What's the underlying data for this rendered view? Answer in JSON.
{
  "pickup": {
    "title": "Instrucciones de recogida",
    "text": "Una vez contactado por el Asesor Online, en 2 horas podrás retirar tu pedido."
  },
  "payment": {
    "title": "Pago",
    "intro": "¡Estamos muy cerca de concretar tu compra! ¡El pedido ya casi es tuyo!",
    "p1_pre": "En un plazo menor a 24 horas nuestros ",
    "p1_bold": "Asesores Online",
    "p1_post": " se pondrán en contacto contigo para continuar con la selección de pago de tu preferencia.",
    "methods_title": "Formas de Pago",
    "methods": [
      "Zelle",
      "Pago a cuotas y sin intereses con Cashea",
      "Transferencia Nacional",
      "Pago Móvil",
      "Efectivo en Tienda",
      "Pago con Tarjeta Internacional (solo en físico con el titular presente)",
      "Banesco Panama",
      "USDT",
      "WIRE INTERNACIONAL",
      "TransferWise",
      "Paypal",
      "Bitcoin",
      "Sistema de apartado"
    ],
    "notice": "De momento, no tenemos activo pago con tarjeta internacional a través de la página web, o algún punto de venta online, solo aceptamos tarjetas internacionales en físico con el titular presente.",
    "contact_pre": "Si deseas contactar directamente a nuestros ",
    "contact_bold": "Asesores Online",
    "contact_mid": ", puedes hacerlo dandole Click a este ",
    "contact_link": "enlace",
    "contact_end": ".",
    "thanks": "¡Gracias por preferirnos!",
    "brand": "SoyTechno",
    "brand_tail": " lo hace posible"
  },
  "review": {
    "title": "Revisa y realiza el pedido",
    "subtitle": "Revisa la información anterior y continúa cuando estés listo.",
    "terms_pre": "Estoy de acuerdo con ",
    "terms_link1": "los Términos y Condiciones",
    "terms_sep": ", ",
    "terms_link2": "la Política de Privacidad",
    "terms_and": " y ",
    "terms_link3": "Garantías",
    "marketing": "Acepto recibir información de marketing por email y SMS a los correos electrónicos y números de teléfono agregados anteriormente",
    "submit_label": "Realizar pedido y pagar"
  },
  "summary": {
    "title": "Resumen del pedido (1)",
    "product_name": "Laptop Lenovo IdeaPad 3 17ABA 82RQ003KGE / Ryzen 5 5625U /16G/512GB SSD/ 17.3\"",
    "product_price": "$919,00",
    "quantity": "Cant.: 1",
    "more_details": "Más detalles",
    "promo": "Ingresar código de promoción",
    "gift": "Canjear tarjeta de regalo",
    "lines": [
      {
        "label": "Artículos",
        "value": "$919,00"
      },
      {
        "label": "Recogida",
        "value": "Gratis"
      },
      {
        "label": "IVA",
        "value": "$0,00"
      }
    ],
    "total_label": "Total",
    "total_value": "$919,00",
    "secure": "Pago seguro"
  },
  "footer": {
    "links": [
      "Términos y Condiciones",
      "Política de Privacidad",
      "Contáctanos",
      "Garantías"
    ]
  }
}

__What to produce__.
Copy out every line of the listing that contains the string "presente".

__The response__.
      "Pago con Tarjeta Internacional (solo en físico con el titular presente)",
    "notice": "De momento, no tenemos activo pago con tarjeta internacional a través de la página web, o algún punto de venta online, solo aceptamos tarjetas internacionales en físico con el titular presente.",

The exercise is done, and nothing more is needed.